-- Direction --
All of the material below is to be returned exactly.

Dataset excerpt:
==============================

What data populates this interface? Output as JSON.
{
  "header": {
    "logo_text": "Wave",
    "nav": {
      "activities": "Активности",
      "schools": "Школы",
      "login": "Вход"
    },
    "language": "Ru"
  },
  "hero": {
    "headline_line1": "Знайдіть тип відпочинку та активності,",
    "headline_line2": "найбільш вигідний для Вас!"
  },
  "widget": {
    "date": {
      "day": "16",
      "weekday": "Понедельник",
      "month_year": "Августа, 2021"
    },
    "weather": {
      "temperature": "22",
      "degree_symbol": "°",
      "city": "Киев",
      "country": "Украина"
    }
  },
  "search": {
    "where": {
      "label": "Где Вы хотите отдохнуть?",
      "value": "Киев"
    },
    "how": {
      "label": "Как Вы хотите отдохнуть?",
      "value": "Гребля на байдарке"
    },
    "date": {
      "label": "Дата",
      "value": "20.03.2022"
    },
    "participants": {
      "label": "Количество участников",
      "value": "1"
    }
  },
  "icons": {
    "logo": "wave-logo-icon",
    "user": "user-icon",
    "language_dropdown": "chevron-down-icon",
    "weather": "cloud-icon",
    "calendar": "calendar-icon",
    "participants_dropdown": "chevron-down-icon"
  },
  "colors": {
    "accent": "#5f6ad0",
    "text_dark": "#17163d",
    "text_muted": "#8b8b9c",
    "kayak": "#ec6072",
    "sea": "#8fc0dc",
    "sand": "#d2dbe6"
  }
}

==============================

-- Task solution --
What data populates this interface? Output as JSON.
{
  "header": {
    "logo_text": "Wave",
    "nav": {
      "activities": "Активности",
      "schools": "Школы",
      "login": "Вход"
    },
    "language": "Ru"
  },
  "hero": {
    "headline_line1": "Знайдіть тип відпочинку та активності,",
    "headline_line2": "найбільш вигідний для Вас!"
  },
  "widget": {
    "date": {
      "day": "16",
      "weekday": "Понедельник",
      "month_year": "Августа, 2021"
    },
    "weather": {
      "temperature": "22",
      "degree_symbol": "°",
      "city": "Киев",
      "country": "Украина"
    }
  },
  "search": {
    "where": {
      "label": "Где Вы хотите отдохнуть?",
      "value": "Киев"
    },
    "how": {
      "label": "Как Вы хотите отдохнуть?",
      "value": "Гребля на байдарке"
    },
    "date": {
      "label": "Дата",
      "value": "20.03.2022"
    },
    "participants": {
      "label": "Количество участников",
      "value": "1"
    }
  },
  "icons": {
    "logo": "wave-logo-icon",
    "user": "user-icon",
    "language_dropdown": "chevron-down-icon",
    "weather": "cloud-icon",
    "calendar": "calendar-icon",
    "participants_dropdown": "chevron-down-icon"
  },
  "colors": {
    "accent": "#5f6ad0",
    "text_dark": "#17163d",
    "text_muted": "#8b8b9c",
    "kayak": "#ec6072",
    "sea": "#8fc0dc",
    "sand": "#d2dbe6"
  }
}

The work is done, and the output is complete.